[Stored data]
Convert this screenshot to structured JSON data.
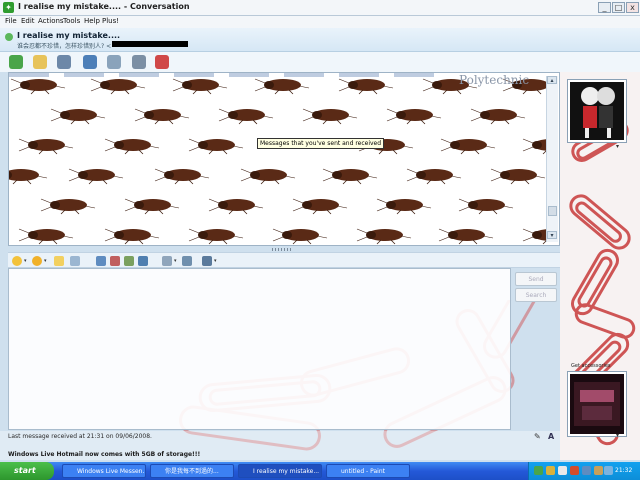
{
  "window": {
    "title": "I  realise my mistake.... - Conversation",
    "minimize": "_",
    "maximize": "□",
    "close": "x"
  },
  "menu": [
    "File",
    "Edit",
    "Actions",
    "Tools",
    "Help",
    "Plus!"
  ],
  "header": {
    "contact_name": "I  realise my mistake....",
    "contact_status": "谁会忍都不珍惜，怎样珍惜别人? <"
  },
  "history": {
    "ghost_text": "Polytechnic",
    "tooltip": "Messages that you've sent and received"
  },
  "actions": {
    "send": "Send",
    "search": "Search"
  },
  "sidebar": {
    "get_accessories": "Get accessories"
  },
  "status": {
    "last_message": "Last message received at 21:31 on 09/06/2008.",
    "ad_text": "Windows Live Hotmail now comes with 5GB of storage!!!"
  },
  "taskbar": {
    "start": "start",
    "tasks": [
      "Windows Live Messen...",
      "你是我每不到過的...",
      "I  realise my mistake...",
      "untitled - Paint"
    ],
    "clock": "21:32"
  },
  "colors": {
    "accent": "#2459d8",
    "start_green": "#2d962d",
    "paperclip_red": "#c83a3a",
    "roach_brown": "#5a2a16"
  },
  "icons": {
    "toolbar": [
      "invite-icon",
      "send-files-icon",
      "video-call-icon",
      "call-icon",
      "activities-icon",
      "games-icon",
      "block-icon"
    ],
    "format": [
      "emoticon-icon",
      "wink-icon",
      "nudge-icon",
      "voice-clip-icon",
      "background-icon",
      "handwriting-icon",
      "font-icon",
      "pencil-icon"
    ]
  }
}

- [Exercise details]:
Each entry shown above must be quoted exactly, with its pictures left out.

- [Completed exercise]:
Convert this screenshot to structured JSON data.
{
  "window": {
    "title": "I  realise my mistake.... - Conversation",
    "minimize": "_",
    "maximize": "□",
    "close": "x"
  },
  "menu": [
    "File",
    "Edit",
    "Actions",
    "Tools",
    "Help",
    "Plus!"
  ],
  "header": {
    "contact_name": "I  realise my mistake....",
    "contact_status": "谁会忍都不珍惜，怎样珍惜别人? <"
  },
  "history": {
    "ghost_text": "Polytechnic",
    "tooltip": "Messages that you've sent and received"
  },
  "actions": {
    "send": "Send",
    "search": "Search"
  },
  "sidebar": {
    "get_accessories": "Get accessories"
  },
  "status": {
    "last_message": "Last message received at 21:31 on 09/06/2008.",
    "ad_text": "Windows Live Hotmail now comes with 5GB of storage!!!"
  },
  "taskbar": {
    "start": "start",
    "tasks": [
      "Windows Live Messen...",
      "你是我每不到過的...",
      "I  realise my mistake...",
      "untitled - Paint"
    ],
    "clock": "21:32"
  },
  "colors": {
    "accent": "#2459d8",
    "start_green": "#2d962d",
    "paperclip_red": "#c83a3a",
    "roach_brown": "#5a2a16"
  },
  "icons": {
    "toolbar": [
      "invite-icon",
      "send-files-icon",
      "video-call-icon",
      "call-icon",
      "activities-icon",
      "games-icon",
      "block-icon"
    ],
    "format": [
      "emoticon-icon",
      "wink-icon",
      "nudge-icon",
      "voice-clip-icon",
      "background-icon",
      "handwriting-icon",
      "font-icon",
      "pencil-icon"
    ]
  }
}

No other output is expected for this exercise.